** Requirements **
From the listing below, pull each line that includes "制作思维导图".

** Exercise materials **
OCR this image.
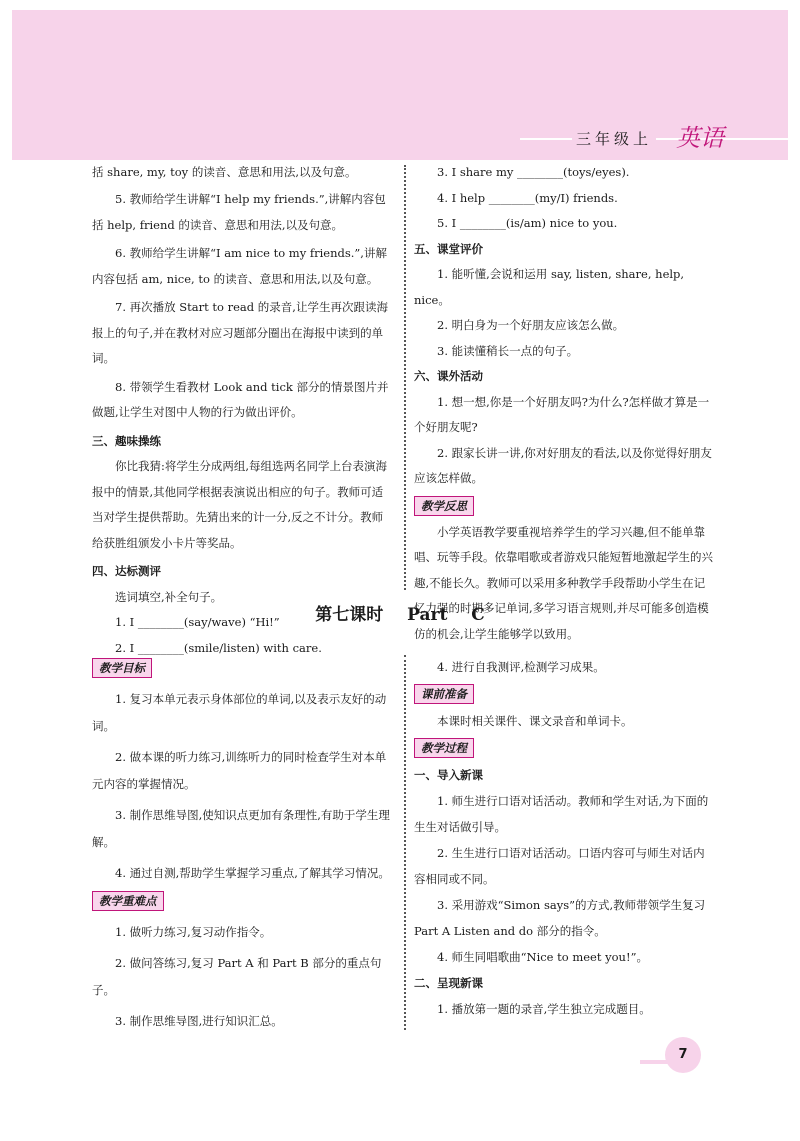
三年级上 英语

括 share, my, toy 的读音、意思和用法,以及句意。

5. 教师给学生讲解“I help my friends.”,讲解内容包括 help, friend 的读音、意思和用法,以及句意。

6. 教师给学生讲解“I am nice to my friends.”,讲解内容包括 am, nice, to 的读音、意思和用法,以及句意。

7. 再次播放 Start to read 的录音,让学生再次跟读海报上的句子,并在教材对应习题部分圈出在海报中读到的单词。

8. 带领学生看教材 Look and tick 部分的情景图片并做题,让学生对图中人物的行为做出评价。

三、趣味操练

你比我猜:将学生分成两组,每组选两名同学上台表演海报中的情景,其他同学根据表演说出相应的句子。教师可适当对学生提供帮助。先猜出来的计一分,反之不计分。教师给获胜组颁发小卡片等奖品。

四、达标测评

选词填空,补全句子。

1. I ________(say/wave) “Hi!”

2. I ________(smile/listen) with care.

3. I share my ________(toys/eyes).

4. I help ________(my/I) friends.

5. I ________(is/am) nice to you.

五、课堂评价

1. 能听懂,会说和运用 say, listen, share, help, nice。

2. 明白身为一个好朋友应该怎么做。

3. 能读懂稍长一点的句子。

六、课外活动

1. 想一想,你是一个好朋友吗?为什么?怎样做才算是一个好朋友呢?

2. 跟家长讲一讲,你对好朋友的看法,以及你觉得好朋友应该怎样做。

教学反思

小学英语教学要重视培养学生的学习兴趣,但不能单靠唱、玩等手段。依靠唱歌或者游戏只能短暂地激起学生的兴趣,不能长久。教师可以采用多种教学手段帮助小学生在记忆力强的时期多记单词,多学习语言规则,并尽可能多创造模仿的机会,让学生能够学以致用。

第七课时 Part C

教学目标

1. 复习本单元表示身体部位的单词,以及表示友好的动词。

2. 做本课的听力练习,训练听力的同时检查学生对本单元内容的掌握情况。

3. 制作思维导图,使知识点更加有条理性,有助于学生理解。

4. 通过自测,帮助学生掌握学习重点,了解其学习情况。

教学重难点

1. 做听力练习,复习动作指令。

2. 做问答练习,复习 Part A 和 Part B 部分的重点句子。

3. 制作思维导图,进行知识汇总。

4. 进行自我测评,检测学习成果。

课前准备

本课时相关课件、课文录音和单词卡。

教学过程

一、导入新课

1. 师生进行口语对话活动。教师和学生对话,为下面的生生对话做引导。

2. 生生进行口语对话活动。口语内容可与师生对话内容相同或不同。

3. 采用游戏“Simon says”的方式,教师带领学生复习 Part A Listen and do 部分的指令。

4. 师生同唱歌曲“Nice to meet you!”。

二、呈现新课

1. 播放第一题的录音,学生独立完成题目。

7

** Result **
3. 制作思维导图,使知识点更加有条理性,有助于学生理解。
3. 制作思维导图,进行知识汇总。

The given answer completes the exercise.